BEGIN

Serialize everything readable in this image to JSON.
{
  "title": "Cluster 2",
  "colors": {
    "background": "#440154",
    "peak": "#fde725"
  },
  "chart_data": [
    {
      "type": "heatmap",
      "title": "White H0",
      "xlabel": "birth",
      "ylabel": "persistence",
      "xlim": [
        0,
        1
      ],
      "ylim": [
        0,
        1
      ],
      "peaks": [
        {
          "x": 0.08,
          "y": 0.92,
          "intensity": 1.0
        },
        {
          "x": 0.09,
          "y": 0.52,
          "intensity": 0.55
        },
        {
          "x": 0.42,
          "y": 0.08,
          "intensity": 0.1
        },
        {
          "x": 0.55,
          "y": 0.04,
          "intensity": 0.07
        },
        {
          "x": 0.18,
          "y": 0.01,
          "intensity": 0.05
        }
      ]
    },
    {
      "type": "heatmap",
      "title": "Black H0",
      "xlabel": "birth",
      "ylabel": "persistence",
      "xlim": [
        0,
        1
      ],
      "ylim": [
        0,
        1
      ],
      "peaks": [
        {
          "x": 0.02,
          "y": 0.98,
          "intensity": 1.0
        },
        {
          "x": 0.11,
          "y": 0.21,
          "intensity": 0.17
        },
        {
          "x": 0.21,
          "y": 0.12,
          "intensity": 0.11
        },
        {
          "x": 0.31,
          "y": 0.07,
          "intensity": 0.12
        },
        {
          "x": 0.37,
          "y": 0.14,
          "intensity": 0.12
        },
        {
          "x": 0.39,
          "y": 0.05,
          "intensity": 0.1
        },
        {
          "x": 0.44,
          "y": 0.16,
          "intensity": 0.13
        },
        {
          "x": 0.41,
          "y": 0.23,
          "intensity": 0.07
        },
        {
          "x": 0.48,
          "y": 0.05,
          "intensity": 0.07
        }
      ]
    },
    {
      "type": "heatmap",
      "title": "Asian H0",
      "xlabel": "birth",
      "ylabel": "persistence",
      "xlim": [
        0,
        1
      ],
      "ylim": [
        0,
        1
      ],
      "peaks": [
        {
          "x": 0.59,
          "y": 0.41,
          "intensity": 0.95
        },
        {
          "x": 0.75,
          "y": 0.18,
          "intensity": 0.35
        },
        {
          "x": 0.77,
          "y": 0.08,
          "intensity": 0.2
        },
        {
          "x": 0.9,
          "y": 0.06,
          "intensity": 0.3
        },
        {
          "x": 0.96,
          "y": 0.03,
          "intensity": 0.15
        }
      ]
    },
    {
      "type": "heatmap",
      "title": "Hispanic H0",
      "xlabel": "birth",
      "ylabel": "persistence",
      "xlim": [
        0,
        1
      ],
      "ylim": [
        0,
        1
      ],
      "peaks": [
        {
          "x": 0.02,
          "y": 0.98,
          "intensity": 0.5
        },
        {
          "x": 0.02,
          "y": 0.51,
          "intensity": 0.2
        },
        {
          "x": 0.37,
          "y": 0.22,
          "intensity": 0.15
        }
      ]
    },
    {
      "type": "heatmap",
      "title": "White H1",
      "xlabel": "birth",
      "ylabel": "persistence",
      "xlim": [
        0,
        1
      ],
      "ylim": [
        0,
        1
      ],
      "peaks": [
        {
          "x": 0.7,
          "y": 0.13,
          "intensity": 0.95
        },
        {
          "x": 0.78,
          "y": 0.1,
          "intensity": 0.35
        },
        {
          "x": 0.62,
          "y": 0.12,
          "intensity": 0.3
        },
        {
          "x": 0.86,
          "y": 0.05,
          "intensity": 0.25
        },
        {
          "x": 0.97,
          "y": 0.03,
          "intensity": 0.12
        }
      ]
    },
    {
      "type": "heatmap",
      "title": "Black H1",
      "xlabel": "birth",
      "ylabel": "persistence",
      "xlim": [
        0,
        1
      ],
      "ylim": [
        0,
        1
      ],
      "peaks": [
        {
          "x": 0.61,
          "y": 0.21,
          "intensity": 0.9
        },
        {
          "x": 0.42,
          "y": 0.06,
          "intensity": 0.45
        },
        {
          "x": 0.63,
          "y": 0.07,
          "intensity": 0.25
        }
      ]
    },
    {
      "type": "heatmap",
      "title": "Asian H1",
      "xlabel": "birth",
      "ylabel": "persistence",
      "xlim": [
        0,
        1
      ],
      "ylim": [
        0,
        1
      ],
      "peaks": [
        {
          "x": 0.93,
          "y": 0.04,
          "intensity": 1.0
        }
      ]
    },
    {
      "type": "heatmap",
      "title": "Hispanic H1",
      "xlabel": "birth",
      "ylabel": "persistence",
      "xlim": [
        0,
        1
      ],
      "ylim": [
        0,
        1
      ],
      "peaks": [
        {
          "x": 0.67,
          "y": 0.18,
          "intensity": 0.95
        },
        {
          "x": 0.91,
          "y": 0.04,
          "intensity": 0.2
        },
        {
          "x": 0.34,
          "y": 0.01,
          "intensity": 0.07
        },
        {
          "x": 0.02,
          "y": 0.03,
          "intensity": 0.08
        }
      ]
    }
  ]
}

END

Among the entries above, how many lines hold the word "title"? Reply with only that number.

9